Print every line of the following data verbatim, omitting the picture markers.

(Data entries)

[START]

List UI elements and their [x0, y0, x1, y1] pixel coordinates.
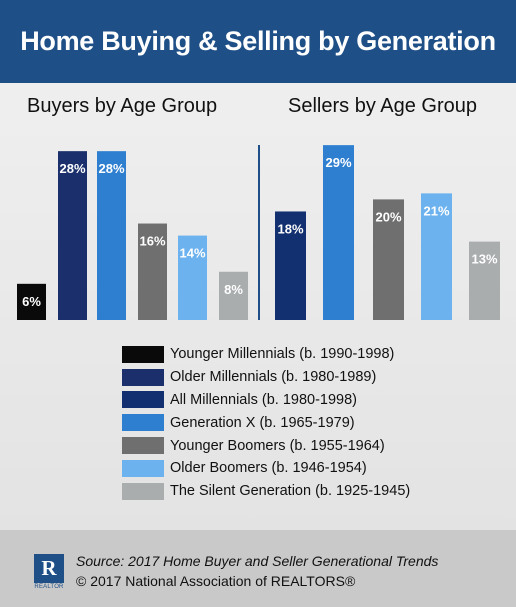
footer — [0, 530, 516, 607]
legend-swatch — [122, 437, 164, 455]
legend-item: Younger Millennials (b. 1990-1998) — [122, 343, 410, 366]
legend-swatch — [122, 391, 164, 409]
legend-item: Older Millennials (b. 1980-1989) — [122, 366, 410, 389]
sellers-bar — [421, 193, 452, 320]
chart-divider — [258, 145, 260, 320]
sellers-bar — [275, 211, 306, 320]
legend-label: The Silent Generation (b. 1925-1945) — [170, 483, 411, 500]
legend-label: Generation X (b. 1965-1979) — [170, 414, 355, 431]
realtor-logo: R REALTOR — [34, 554, 64, 590]
legend-label: Younger Millennials (b. 1990-1998) — [170, 346, 395, 363]
sellers-chart-title: Sellers by Age Group — [288, 95, 477, 117]
copyright-text: © 2017 National Association of REALTORS® — [76, 573, 356, 589]
buyers-bar — [97, 151, 126, 320]
legend-item: Older Boomers (b. 1946-1954) — [122, 457, 410, 480]
legend-swatch — [122, 368, 164, 386]
sellers-bar — [323, 145, 354, 320]
sellers-bar-label: 20% — [375, 209, 401, 224]
sellers-bar — [373, 199, 404, 320]
buyers-bar — [178, 235, 207, 320]
logo-word: REALTOR — [34, 584, 64, 590]
legend-label: All Millennials (b. 1980-1998) — [170, 391, 357, 408]
buyers-bar — [219, 271, 248, 320]
title-banner: Home Buying & Selling by Generation — [0, 0, 516, 83]
buyers-bar-label: 14% — [179, 246, 205, 261]
buyers-bar — [138, 223, 167, 320]
legend-label: Younger Boomers (b. 1955-1964) — [170, 437, 385, 454]
legend-swatch — [122, 459, 164, 477]
legend-item: Younger Boomers (b. 1955-1964) — [122, 434, 410, 457]
legend-swatch — [122, 482, 164, 500]
bar-charts: 6% 28% 28% 16% 14% 8% 18% 29% 20% 21% 13% — [17, 145, 500, 320]
buyers-bar-label: 28% — [59, 161, 85, 176]
buyers-bar — [58, 151, 87, 320]
realtor-logo-mark: R — [34, 554, 64, 583]
legend-item: The Silent Generation (b. 1925-1945) — [122, 480, 410, 503]
legend: Younger Millennials (b. 1990-1998) Older … — [122, 343, 410, 503]
sellers-bar-label: 13% — [471, 252, 497, 267]
legend-swatch — [122, 345, 164, 363]
legend-item: Generation X (b. 1965-1979) — [122, 411, 410, 434]
legend-label: Older Millennials (b. 1980-1989) — [170, 369, 377, 386]
source-text: Source: 2017 Home Buyer and Seller Gener… — [76, 553, 439, 569]
buyers-bar-label: 6% — [22, 294, 41, 309]
buyers-bar-label: 8% — [224, 282, 243, 297]
buyers-chart-title: Buyers by Age Group — [27, 95, 218, 117]
page-title: Home Buying & Selling by Generation — [20, 26, 496, 56]
buyers-bar-label: 28% — [98, 161, 124, 176]
sellers-bar-label: 18% — [277, 221, 303, 236]
legend-item: All Millennials (b. 1980-1998) — [122, 389, 410, 412]
sellers-bar-label: 29% — [325, 155, 351, 170]
logo-letter: R — [41, 556, 57, 580]
sellers-bar — [469, 241, 500, 320]
buyers-bar — [17, 283, 46, 320]
legend-label: Older Boomers (b. 1946-1954) — [170, 460, 367, 477]
sellers-bar-label: 21% — [423, 203, 449, 218]
source-note: Source: 2017 Home Buyer and Seller Gener… — [76, 551, 438, 591]
legend-swatch — [122, 414, 164, 432]
buyers-bar-label: 16% — [139, 234, 165, 249]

[END]

*Answer:*
List UI elements and their [x0, y0, x1, y1] pixel coordinates.
footer — [0, 530, 516, 607]
legend-swatch — [122, 437, 164, 455]
legend-item: Younger Millennials (b. 1990-1998) — [122, 343, 410, 366]
legend-swatch — [122, 391, 164, 409]
legend-item: Older Millennials (b. 1980-1989) — [122, 366, 410, 389]
sellers-bar — [421, 193, 452, 320]
chart-divider — [258, 145, 260, 320]
sellers-bar — [275, 211, 306, 320]
legend-label: The Silent Generation (b. 1925-1945) — [170, 483, 411, 500]
legend-label: Generation X (b. 1965-1979) — [170, 414, 355, 431]
realtor-logo: R REALTOR — [34, 554, 64, 590]
legend-label: Younger Millennials (b. 1990-1998) — [170, 346, 395, 363]
sellers-chart-title: Sellers by Age Group — [288, 95, 477, 117]
copyright-text: © 2017 National Association of REALTORS® — [76, 573, 356, 589]
buyers-bar — [97, 151, 126, 320]
legend-item: Older Boomers (b. 1946-1954) — [122, 457, 410, 480]
legend-swatch — [122, 368, 164, 386]
sellers-bar — [323, 145, 354, 320]
sellers-bar-label: 20% — [375, 209, 401, 224]
sellers-bar — [373, 199, 404, 320]
buyers-bar — [178, 235, 207, 320]
logo-word: REALTOR — [34, 584, 64, 590]
legend-label: All Millennials (b. 1980-1998) — [170, 391, 357, 408]
buyers-bar — [219, 271, 248, 320]
title-banner: Home Buying & Selling by Generation — [0, 0, 516, 83]
buyers-bar-label: 14% — [179, 246, 205, 261]
buyers-bar — [138, 223, 167, 320]
legend-label: Younger Boomers (b. 1955-1964) — [170, 437, 385, 454]
legend-swatch — [122, 459, 164, 477]
legend-item: Younger Boomers (b. 1955-1964) — [122, 434, 410, 457]
legend-swatch — [122, 482, 164, 500]
bar-charts: 6% 28% 28% 16% 14% 8% 18% 29% 20% 21% 13% — [17, 145, 500, 320]
buyers-bar-label: 28% — [59, 161, 85, 176]
buyers-bar — [58, 151, 87, 320]
realtor-logo-mark: R — [34, 554, 64, 583]
legend-item: The Silent Generation (b. 1925-1945) — [122, 480, 410, 503]
legend: Younger Millennials (b. 1990-1998) Older … — [122, 343, 410, 503]
sellers-bar-label: 13% — [471, 252, 497, 267]
legend-swatch — [122, 345, 164, 363]
legend-item: Generation X (b. 1965-1979) — [122, 411, 410, 434]
legend-label: Older Millennials (b. 1980-1989) — [170, 369, 377, 386]
source-text: Source: 2017 Home Buyer and Seller Gener… — [76, 553, 439, 569]
buyers-bar-label: 6% — [22, 294, 41, 309]
buyers-bar-label: 8% — [224, 282, 243, 297]
buyers-chart-title: Buyers by Age Group — [27, 95, 218, 117]
page-title: Home Buying & Selling by Generation — [20, 26, 496, 56]
buyers-bar-label: 28% — [98, 161, 124, 176]
sellers-bar-label: 18% — [277, 221, 303, 236]
legend-item: All Millennials (b. 1980-1998) — [122, 389, 410, 412]
sellers-bar-label: 29% — [325, 155, 351, 170]
logo-letter: R — [41, 556, 57, 580]
sellers-bar — [469, 241, 500, 320]
buyers-bar — [17, 283, 46, 320]
legend-label: Older Boomers (b. 1946-1954) — [170, 460, 367, 477]
sellers-bar-label: 21% — [423, 203, 449, 218]
source-note: Source: 2017 Home Buyer and Seller Gener… — [76, 551, 438, 591]
legend-swatch — [122, 414, 164, 432]
buyers-bar-label: 16% — [139, 234, 165, 249]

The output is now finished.